[Collected data entries]
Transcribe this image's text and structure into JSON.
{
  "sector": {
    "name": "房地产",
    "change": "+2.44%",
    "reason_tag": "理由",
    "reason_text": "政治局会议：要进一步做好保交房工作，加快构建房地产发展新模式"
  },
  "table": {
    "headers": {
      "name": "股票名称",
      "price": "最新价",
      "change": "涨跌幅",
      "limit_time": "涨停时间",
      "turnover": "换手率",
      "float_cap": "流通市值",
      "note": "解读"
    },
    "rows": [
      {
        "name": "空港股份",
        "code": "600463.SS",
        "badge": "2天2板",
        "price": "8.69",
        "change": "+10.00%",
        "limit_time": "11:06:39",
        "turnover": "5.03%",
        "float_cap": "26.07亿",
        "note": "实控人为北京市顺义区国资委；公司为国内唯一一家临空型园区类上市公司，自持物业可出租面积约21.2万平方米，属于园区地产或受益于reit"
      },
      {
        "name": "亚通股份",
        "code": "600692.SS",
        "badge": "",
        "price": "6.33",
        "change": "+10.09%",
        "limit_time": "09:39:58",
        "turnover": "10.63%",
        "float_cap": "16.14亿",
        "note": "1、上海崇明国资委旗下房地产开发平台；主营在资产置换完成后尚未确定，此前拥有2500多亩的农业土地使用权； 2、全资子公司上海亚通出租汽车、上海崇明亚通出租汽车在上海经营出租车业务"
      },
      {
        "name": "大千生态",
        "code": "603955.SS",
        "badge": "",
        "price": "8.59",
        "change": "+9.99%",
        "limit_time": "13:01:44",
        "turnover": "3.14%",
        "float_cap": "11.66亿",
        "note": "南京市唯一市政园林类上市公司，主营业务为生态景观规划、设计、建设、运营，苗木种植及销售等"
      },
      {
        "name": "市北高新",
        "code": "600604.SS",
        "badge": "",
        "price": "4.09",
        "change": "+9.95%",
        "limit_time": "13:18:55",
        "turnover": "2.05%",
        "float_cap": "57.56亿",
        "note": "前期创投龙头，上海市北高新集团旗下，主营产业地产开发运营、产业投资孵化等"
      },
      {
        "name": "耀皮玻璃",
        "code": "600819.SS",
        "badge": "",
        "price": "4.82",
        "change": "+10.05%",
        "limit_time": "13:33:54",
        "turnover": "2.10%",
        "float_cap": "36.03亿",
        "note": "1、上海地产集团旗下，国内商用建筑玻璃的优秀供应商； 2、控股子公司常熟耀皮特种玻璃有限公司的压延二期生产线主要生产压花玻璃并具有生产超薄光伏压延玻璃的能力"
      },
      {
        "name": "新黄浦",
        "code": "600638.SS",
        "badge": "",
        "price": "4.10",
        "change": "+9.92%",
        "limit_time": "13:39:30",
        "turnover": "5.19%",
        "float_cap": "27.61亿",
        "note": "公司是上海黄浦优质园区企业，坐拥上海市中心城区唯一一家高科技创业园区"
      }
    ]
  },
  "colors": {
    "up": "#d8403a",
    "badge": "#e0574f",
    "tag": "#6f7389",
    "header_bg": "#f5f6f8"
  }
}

- _TASK_: Your task is to repeat every line exactly.

- _WRITTEN ANSWER_:
Transcribe this image's text and structure into JSON.
{
  "sector": {
    "name": "房地产",
    "change": "+2.44%",
    "reason_tag": "理由",
    "reason_text": "政治局会议：要进一步做好保交房工作，加快构建房地产发展新模式"
  },
  "table": {
    "headers": {
      "name": "股票名称",
      "price": "最新价",
      "change": "涨跌幅",
      "limit_time": "涨停时间",
      "turnover": "换手率",
      "float_cap": "流通市值",
      "note": "解读"
    },
    "rows": [
      {
        "name": "空港股份",
        "code": "600463.SS",
        "badge": "2天2板",
        "price": "8.69",
        "change": "+10.00%",
        "limit_time": "11:06:39",
        "turnover": "5.03%",
        "float_cap": "26.07亿",
        "note": "实控人为北京市顺义区国资委；公司为国内唯一一家临空型园区类上市公司，自持物业可出租面积约21.2万平方米，属于园区地产或受益于reit"
      },
      {
        "name": "亚通股份",
        "code": "600692.SS",
        "badge": "",
        "price": "6.33",
        "change": "+10.09%",
        "limit_time": "09:39:58",
        "turnover": "10.63%",
        "float_cap": "16.14亿",
        "note": "1、上海崇明国资委旗下房地产开发平台；主营在资产置换完成后尚未确定，此前拥有2500多亩的农业土地使用权； 2、全资子公司上海亚通出租汽车、上海崇明亚通出租汽车在上海经营出租车业务"
      },
      {
        "name": "大千生态",
        "code": "603955.SS",
        "badge": "",
        "price": "8.59",
        "change": "+9.99%",
        "limit_time": "13:01:44",
        "turnover": "3.14%",
        "float_cap": "11.66亿",
        "note": "南京市唯一市政园林类上市公司，主营业务为生态景观规划、设计、建设、运营，苗木种植及销售等"
      },
      {
        "name": "市北高新",
        "code": "600604.SS",
        "badge": "",
        "price": "4.09",
        "change": "+9.95%",
        "limit_time": "13:18:55",
        "turnover": "2.05%",
        "float_cap": "57.56亿",
        "note": "前期创投龙头，上海市北高新集团旗下，主营产业地产开发运营、产业投资孵化等"
      },
      {
        "name": "耀皮玻璃",
        "code": "600819.SS",
        "badge": "",
        "price": "4.82",
        "change": "+10.05%",
        "limit_time": "13:33:54",
        "turnover": "2.10%",
        "float_cap": "36.03亿",
        "note": "1、上海地产集团旗下，国内商用建筑玻璃的优秀供应商； 2、控股子公司常熟耀皮特种玻璃有限公司的压延二期生产线主要生产压花玻璃并具有生产超薄光伏压延玻璃的能力"
      },
      {
        "name": "新黄浦",
        "code": "600638.SS",
        "badge": "",
        "price": "4.10",
        "change": "+9.92%",
        "limit_time": "13:39:30",
        "turnover": "5.19%",
        "float_cap": "27.61亿",
        "note": "公司是上海黄浦优质园区企业，坐拥上海市中心城区唯一一家高科技创业园区"
      }
    ]
  },
  "colors": {
    "up": "#d8403a",
    "badge": "#e0574f",
    "tag": "#6f7389",
    "header_bg": "#f5f6f8"
  }
}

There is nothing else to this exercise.